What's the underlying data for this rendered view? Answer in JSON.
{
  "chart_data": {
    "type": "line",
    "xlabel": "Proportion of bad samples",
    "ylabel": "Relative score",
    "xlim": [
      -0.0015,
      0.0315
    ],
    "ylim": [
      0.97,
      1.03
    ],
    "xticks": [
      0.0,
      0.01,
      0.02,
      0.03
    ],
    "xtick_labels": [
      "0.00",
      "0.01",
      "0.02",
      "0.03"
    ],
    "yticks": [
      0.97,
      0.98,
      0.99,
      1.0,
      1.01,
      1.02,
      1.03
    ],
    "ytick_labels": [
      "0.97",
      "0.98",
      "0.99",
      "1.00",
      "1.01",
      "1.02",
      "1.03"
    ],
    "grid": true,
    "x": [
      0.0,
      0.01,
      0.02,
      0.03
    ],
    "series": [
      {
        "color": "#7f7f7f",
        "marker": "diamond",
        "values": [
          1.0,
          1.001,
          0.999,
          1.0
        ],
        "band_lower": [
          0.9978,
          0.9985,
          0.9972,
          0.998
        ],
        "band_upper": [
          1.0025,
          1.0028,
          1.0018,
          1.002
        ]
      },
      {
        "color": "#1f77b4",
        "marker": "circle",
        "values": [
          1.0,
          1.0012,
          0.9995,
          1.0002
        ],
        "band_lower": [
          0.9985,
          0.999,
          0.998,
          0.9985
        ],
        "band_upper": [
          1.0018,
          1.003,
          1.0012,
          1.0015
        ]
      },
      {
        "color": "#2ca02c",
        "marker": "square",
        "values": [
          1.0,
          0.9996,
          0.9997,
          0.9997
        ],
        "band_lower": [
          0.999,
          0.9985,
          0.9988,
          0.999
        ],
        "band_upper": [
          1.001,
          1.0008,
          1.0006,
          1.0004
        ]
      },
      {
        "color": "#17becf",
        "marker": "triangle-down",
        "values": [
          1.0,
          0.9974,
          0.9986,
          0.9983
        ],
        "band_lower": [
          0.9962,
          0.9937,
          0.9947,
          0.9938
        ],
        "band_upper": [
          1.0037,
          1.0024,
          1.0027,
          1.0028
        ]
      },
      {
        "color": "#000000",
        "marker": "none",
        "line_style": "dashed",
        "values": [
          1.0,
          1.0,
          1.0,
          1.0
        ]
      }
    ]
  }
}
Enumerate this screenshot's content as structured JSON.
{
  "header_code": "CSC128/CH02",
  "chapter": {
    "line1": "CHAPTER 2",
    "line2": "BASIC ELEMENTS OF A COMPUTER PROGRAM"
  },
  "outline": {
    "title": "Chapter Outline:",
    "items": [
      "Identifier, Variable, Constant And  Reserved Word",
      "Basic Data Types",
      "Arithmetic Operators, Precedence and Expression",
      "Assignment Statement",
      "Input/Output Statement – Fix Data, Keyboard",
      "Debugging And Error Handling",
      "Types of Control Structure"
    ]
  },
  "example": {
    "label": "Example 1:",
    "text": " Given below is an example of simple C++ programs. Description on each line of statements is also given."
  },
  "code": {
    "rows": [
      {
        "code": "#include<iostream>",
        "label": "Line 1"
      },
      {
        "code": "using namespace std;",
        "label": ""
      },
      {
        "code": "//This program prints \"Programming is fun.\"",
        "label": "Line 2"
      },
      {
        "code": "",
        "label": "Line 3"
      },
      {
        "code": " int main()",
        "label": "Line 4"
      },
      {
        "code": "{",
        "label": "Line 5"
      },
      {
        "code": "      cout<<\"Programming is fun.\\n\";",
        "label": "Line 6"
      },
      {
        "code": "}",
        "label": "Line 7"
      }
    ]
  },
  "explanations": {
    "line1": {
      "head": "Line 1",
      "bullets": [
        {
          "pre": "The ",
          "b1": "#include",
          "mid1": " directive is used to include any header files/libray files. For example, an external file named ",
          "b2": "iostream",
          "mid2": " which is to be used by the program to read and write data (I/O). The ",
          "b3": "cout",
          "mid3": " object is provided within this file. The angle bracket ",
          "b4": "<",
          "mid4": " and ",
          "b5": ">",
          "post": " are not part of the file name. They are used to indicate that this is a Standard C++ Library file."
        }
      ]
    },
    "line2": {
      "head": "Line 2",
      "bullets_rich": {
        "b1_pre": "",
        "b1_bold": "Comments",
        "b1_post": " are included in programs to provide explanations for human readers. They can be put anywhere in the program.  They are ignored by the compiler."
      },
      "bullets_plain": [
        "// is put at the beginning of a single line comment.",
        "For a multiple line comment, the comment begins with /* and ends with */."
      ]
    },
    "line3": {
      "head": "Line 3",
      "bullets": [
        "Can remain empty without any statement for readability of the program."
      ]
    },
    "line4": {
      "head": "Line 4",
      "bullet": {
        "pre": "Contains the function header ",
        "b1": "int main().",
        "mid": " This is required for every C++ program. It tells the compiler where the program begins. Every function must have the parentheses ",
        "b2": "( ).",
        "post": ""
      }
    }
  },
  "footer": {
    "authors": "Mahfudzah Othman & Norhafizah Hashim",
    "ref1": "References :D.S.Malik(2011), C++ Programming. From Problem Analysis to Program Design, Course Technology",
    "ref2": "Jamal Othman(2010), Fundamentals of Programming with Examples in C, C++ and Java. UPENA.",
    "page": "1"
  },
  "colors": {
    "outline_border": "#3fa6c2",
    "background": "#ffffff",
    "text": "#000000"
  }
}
_ _ _
_Direction_. Write down all the entries again without a single difference.

_Output of the exercise_.
What's the underlying data for this rendered view? Answer in JSON.
{
  "chart_data": {
    "type": "line",
    "xlabel": "Proportion of bad samples",
    "ylabel": "Relative score",
    "xlim": [
      -0.0015,
      0.0315
    ],
    "ylim": [
      0.97,
      1.03
    ],
    "xticks": [
      0.0,
      0.01,
      0.02,
      0.03
    ],
    "xtick_labels": [
      "0.00",
      "0.01",
      "0.02",
      "0.03"
    ],
    "yticks": [
      0.97,
      0.98,
      0.99,
      1.0,
      1.01,
      1.02,
      1.03
    ],
    "ytick_labels": [
      "0.97",
      "0.98",
      "0.99",
      "1.00",
      "1.01",
      "1.02",
      "1.03"
    ],
    "grid": true,
    "x": [
      0.0,
      0.01,
      0.02,
      0.03
    ],
    "series": [
      {
        "color": "#7f7f7f",
        "marker": "diamond",
        "values": [
          1.0,
          1.001,
          0.999,
          1.0
        ],
        "band_lower": [
          0.9978,
          0.9985,
          0.9972,
          0.998
        ],
        "band_upper": [
          1.0025,
          1.0028,
          1.0018,
          1.002
        ]
      },
      {
        "color": "#1f77b4",
        "marker": "circle",
        "values": [
          1.0,
          1.0012,
          0.9995,
          1.0002
        ],
        "band_lower": [
          0.9985,
          0.999,
          0.998,
          0.9985
        ],
        "band_upper": [
          1.0018,
          1.003,
          1.0012,
          1.0015
        ]
      },
      {
        "color": "#2ca02c",
        "marker": "square",
        "values": [
          1.0,
          0.9996,
          0.9997,
          0.9997
        ],
        "band_lower": [
          0.999,
          0.9985,
          0.9988,
          0.999
        ],
        "band_upper": [
          1.001,
          1.0008,
          1.0006,
          1.0004
        ]
      },
      {
        "color": "#17becf",
        "marker": "triangle-down",
        "values": [
          1.0,
          0.9974,
          0.9986,
          0.9983
        ],
        "band_lower": [
          0.9962,
          0.9937,
          0.9947,
          0.9938
        ],
        "band_upper": [
          1.0037,
          1.0024,
          1.0027,
          1.0028
        ]
      },
      {
        "color": "#000000",
        "marker": "none",
        "line_style": "dashed",
        "values": [
          1.0,
          1.0,
          1.0,
          1.0
        ]
      }
    ]
  }
}
Enumerate this screenshot's content as structured JSON.
{
  "header_code": "CSC128/CH02",
  "chapter": {
    "line1": "CHAPTER 2",
    "line2": "BASIC ELEMENTS OF A COMPUTER PROGRAM"
  },
  "outline": {
    "title": "Chapter Outline:",
    "items": [
      "Identifier, Variable, Constant And  Reserved Word",
      "Basic Data Types",
      "Arithmetic Operators, Precedence and Expression",
      "Assignment Statement",
      "Input/Output Statement – Fix Data, Keyboard",
      "Debugging And Error Handling",
      "Types of Control Structure"
    ]
  },
  "example": {
    "label": "Example 1:",
    "text": " Given below is an example of simple C++ programs. Description on each line of statements is also given."
  },
  "code": {
    "rows": [
      {
        "code": "#include<iostream>",
        "label": "Line 1"
      },
      {
        "code": "using namespace std;",
        "label": ""
      },
      {
        "code": "//This program prints \"Programming is fun.\"",
        "label": "Line 2"
      },
      {
        "code": "",
        "label": "Line 3"
      },
      {
        "code": " int main()",
        "label": "Line 4"
      },
      {
        "code": "{",
        "label": "Line 5"
      },
      {
        "code": "      cout<<\"Programming is fun.\\n\";",
        "label": "Line 6"
      },
      {
        "code": "}",
        "label": "Line 7"
      }
    ]
  },
  "explanations": {
    "line1": {
      "head": "Line 1",
      "bullets": [
        {
          "pre": "The ",
          "b1": "#include",
          "mid1": " directive is used to include any header files/libray files. For example, an external file named ",
          "b2": "iostream",
          "mid2": " which is to be used by the program to read and write data (I/O). The ",
          "b3": "cout",
          "mid3": " object is provided within this file. The angle bracket ",
          "b4": "<",
          "mid4": " and ",
          "b5": ">",
          "post": " are not part of the file name. They are used to indicate that this is a Standard C++ Library file."
        }
      ]
    },
    "line2": {
      "head": "Line 2",
      "bullets_rich": {
        "b1_pre": "",
        "b1_bold": "Comments",
        "b1_post": " are included in programs to provide explanations for human readers. They can be put anywhere in the program.  They are ignored by the compiler."
      },
      "bullets_plain": [
        "// is put at the beginning of a single line comment.",
        "For a multiple line comment, the comment begins with /* and ends with */."
      ]
    },
    "line3": {
      "head": "Line 3",
      "bullets": [
        "Can remain empty without any statement for readability of the program."
      ]
    },
    "line4": {
      "head": "Line 4",
      "bullet": {
        "pre": "Contains the function header ",
        "b1": "int main().",
        "mid": " This is required for every C++ program. It tells the compiler where the program begins. Every function must have the parentheses ",
        "b2": "( ).",
        "post": ""
      }
    }
  },
  "footer": {
    "authors": "Mahfudzah Othman & Norhafizah Hashim",
    "ref1": "References :D.S.Malik(2011), C++ Programming. From Problem Analysis to Program Design, Course Technology",
    "ref2": "Jamal Othman(2010), Fundamentals of Programming with Examples in C, C++ and Java. UPENA.",
    "page": "1"
  },
  "colors": {
    "outline_border": "#3fa6c2",
    "background": "#ffffff",
    "text": "#000000"
  }
}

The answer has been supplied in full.